Task requirements =
Below, find each line holding "JSON" and state how many there are, using the number alone.

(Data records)
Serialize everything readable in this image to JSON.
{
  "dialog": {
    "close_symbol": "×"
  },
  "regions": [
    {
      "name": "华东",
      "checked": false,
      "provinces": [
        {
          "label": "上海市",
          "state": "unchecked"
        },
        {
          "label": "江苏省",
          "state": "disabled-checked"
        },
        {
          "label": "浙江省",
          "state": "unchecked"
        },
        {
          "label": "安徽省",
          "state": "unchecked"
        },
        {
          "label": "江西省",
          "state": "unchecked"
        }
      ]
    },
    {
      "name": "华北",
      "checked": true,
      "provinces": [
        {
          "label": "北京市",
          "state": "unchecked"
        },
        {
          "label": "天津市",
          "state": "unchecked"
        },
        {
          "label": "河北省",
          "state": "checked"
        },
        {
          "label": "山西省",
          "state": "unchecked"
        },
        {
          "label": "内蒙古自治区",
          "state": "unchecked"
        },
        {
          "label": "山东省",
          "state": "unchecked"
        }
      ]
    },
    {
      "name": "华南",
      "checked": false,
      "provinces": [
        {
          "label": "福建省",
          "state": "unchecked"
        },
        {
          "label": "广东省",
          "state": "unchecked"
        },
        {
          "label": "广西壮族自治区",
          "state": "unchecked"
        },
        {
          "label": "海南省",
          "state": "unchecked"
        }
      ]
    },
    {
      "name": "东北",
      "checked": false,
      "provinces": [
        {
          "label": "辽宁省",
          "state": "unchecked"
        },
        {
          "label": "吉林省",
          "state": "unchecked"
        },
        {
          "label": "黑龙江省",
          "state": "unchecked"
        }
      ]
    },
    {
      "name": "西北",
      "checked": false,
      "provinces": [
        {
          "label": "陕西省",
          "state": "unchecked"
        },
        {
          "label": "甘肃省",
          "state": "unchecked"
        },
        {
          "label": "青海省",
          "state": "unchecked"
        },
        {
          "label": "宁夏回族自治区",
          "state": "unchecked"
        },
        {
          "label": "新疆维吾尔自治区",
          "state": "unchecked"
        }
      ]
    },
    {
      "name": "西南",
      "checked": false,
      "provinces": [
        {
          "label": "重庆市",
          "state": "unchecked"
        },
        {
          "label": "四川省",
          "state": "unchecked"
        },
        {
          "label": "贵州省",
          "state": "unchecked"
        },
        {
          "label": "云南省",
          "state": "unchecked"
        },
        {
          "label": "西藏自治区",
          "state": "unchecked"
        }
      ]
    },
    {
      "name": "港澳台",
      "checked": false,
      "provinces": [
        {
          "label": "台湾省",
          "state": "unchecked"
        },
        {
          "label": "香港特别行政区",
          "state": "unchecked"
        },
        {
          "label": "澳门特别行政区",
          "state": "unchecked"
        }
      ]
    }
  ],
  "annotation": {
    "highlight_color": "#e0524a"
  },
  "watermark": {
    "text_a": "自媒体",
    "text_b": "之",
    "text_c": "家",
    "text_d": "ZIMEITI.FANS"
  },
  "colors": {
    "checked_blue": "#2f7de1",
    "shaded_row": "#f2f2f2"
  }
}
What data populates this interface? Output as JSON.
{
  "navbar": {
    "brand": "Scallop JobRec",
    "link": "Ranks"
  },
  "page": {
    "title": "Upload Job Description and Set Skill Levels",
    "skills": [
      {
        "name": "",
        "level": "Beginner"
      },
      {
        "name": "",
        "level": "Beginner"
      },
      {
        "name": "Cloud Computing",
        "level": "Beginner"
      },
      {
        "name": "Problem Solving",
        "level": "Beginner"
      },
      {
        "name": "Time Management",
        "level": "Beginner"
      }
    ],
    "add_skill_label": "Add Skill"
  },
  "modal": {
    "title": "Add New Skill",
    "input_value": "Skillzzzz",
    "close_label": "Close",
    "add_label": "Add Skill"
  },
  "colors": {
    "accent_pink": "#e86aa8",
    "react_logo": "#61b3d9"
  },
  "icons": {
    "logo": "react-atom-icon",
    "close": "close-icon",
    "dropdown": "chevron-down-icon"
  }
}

Result of the task =
2